TEXT SEGMENT →
##############################

What followed the February spike in ETH-USD active addresses is concerning. Since the capitulation event, active addresses have declined steadily and the 30-day EMA has continued drifting lower. The interpretation is direct: many coins changed hands during the crash, but the market has not attracted fresh participants in meaningful numbers since then. Holders accumulated at distressed prices, but the network is not yet seeing the kind of broad new user activity that precedes a durable structural recovery. Price can run ahead of on-chain fundamentals for weeks — it has done so repeatedly in ETH's history — but sustaining above $2,400 and building toward $2,800 requires that active address trend to reverse. Until it does, every rally carries a higher probability of fading than the technical picture alone suggests.
Whale behavior provides the counterweight to that concern. Large ETH holders have historically accumulated quietly during major downturns while retail sentiment stays in extreme fear. On-chain data from previous cycles shows this divergence — price falling while large holders add — consistently preceding recoveries. The divergence is not a market-timing tool, but it is a structural tell about where conviction lives in the ecosystem. The holders who matter most are not selling the current recovery.
Glamsterdam and CLARITY Act: The Two Catalysts That Could Change the Narrative
Ethereum is approaching the first genuine convergence of a technical catalyst and a regulatory catalyst in over a year. The Glamsterdam upgrade, scheduled for H1 2026, introduces parallel transaction execution and higher gas limits — directly targeting the scalability bottleneck that has made ETH competitively vulnerable to faster Layer-1 chains. The Pectra upgrade in May 2025 already delivered EIP-7702 for smart account functionality and validator improvements. Glamsterdam is the next step in the scaling roadmap, and developer sentiment around it is building.

##############################

RECORDED INFORMATION →
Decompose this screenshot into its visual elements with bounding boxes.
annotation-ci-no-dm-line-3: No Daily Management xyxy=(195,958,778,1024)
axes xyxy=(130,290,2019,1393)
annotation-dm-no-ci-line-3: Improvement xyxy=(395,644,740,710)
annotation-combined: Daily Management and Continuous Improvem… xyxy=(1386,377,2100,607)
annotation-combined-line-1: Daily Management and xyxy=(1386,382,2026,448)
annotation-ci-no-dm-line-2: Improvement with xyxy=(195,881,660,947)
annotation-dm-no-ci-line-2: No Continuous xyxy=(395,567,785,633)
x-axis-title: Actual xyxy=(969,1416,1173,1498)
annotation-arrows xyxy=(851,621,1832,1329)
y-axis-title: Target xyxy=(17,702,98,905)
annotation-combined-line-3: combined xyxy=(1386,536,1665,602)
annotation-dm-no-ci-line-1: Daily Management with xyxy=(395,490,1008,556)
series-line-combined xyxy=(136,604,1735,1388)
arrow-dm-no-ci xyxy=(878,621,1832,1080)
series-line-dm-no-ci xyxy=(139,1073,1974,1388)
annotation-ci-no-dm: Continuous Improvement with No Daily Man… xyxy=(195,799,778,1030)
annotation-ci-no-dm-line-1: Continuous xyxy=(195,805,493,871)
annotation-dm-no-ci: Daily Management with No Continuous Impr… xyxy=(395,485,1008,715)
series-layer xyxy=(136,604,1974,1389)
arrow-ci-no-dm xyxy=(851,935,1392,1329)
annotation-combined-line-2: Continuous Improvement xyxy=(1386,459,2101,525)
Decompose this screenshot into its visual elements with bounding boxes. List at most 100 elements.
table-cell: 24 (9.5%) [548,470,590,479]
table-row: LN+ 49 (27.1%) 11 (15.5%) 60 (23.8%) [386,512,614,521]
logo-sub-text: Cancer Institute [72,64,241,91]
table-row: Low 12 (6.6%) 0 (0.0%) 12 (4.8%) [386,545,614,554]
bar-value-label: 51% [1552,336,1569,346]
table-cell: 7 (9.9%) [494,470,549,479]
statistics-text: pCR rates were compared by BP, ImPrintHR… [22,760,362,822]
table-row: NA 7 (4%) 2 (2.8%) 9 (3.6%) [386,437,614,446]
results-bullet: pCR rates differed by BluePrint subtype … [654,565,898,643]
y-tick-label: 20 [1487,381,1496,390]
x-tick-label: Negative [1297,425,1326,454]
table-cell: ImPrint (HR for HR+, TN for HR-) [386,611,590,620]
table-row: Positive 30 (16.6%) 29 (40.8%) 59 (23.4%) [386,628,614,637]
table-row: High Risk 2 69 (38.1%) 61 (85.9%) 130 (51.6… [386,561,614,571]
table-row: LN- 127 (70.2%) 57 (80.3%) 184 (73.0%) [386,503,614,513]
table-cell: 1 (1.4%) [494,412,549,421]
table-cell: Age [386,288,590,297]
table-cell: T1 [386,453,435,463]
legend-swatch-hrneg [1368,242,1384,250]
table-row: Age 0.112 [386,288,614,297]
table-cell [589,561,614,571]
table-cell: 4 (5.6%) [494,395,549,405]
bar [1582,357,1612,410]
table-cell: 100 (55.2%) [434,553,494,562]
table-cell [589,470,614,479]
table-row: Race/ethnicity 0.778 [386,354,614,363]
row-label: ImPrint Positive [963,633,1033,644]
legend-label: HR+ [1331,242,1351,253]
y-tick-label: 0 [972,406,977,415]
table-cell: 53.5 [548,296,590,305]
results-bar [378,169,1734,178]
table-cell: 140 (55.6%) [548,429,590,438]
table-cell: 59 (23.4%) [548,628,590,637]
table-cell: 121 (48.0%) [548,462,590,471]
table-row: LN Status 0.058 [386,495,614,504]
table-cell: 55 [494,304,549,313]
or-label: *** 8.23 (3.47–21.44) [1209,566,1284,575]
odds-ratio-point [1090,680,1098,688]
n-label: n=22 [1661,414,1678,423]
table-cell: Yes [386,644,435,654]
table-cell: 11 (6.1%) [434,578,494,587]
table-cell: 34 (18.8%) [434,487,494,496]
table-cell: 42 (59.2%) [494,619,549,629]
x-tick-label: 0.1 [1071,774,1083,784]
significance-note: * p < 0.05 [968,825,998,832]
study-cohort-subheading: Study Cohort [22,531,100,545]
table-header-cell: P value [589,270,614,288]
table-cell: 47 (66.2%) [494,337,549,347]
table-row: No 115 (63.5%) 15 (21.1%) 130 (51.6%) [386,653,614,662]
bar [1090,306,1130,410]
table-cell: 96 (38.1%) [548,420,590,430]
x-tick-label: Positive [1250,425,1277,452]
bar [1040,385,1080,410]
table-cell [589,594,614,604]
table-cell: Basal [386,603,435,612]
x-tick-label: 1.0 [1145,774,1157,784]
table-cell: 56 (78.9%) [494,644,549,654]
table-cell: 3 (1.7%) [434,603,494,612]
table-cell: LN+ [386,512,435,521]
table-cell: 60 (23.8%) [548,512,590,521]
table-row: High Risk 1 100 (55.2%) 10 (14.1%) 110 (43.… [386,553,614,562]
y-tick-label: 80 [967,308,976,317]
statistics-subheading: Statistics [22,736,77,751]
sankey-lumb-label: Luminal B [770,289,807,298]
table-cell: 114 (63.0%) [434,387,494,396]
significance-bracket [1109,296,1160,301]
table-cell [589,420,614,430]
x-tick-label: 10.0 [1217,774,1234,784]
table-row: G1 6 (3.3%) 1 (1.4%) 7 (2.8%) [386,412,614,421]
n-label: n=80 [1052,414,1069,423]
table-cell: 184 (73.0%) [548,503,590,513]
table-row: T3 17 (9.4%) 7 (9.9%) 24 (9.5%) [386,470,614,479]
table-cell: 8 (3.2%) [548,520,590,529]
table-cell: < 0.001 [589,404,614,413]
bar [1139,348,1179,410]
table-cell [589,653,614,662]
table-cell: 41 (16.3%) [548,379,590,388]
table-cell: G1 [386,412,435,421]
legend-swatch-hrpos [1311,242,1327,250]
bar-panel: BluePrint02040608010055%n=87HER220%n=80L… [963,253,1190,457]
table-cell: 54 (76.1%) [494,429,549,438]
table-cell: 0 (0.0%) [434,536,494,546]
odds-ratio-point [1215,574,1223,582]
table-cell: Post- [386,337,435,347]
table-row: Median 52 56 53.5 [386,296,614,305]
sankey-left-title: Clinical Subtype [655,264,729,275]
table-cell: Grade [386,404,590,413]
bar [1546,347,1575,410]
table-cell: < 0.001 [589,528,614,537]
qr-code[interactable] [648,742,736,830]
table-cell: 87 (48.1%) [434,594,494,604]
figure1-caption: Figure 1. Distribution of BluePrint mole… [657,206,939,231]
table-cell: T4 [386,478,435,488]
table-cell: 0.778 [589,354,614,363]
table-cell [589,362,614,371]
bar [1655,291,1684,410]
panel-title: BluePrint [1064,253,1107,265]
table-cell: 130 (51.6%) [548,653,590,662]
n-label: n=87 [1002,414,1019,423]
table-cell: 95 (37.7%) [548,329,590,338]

##############################

THINGS TO DO →
**A)** Transcribe the ETH market passage starting with "Glamsterdam and CLARITY" and going on through "it is building.".
**B)** Decide whether each statement agrees with the ETH market passage, answering yes or no and quoting the words that settle it: (i) The Glamsterdam upgrade is scheduled for H1 2026. (ii) Since the capitulation event, active addresses have risen steadily. (iii) The Pectra upgrade took place in May 2024.

OUTPUTS FOR THE TASKS →
**A)**
Glamsterdam and CLARITY Act: The Two Catalysts That Could Change the Narrative
Ethereum is approaching the first genuine convergence of a technical catalyst and a regulatory catalyst in over a year. The Glamsterdam upgrade, scheduled for H1 2026, introduces parallel transaction execution and higher gas limits — directly targeting the scalability bottleneck that has made ETH competitively vulnerable to faster Layer-1 chains. The Pectra upgrade in May 2025 already delivered EIP-7702 for smart account functionality and validator improvements. Glamsterdam is the next step in the scaling roadmap, and developer sentiment around it is building.

**B)**
(i) Yes: "The Glamsterdam upgrade, scheduled for H1 2026"
(ii) No: "Since the capitulation event, active addresses have declined steadily"
(iii) No: "The Pectra upgrade in May 2025"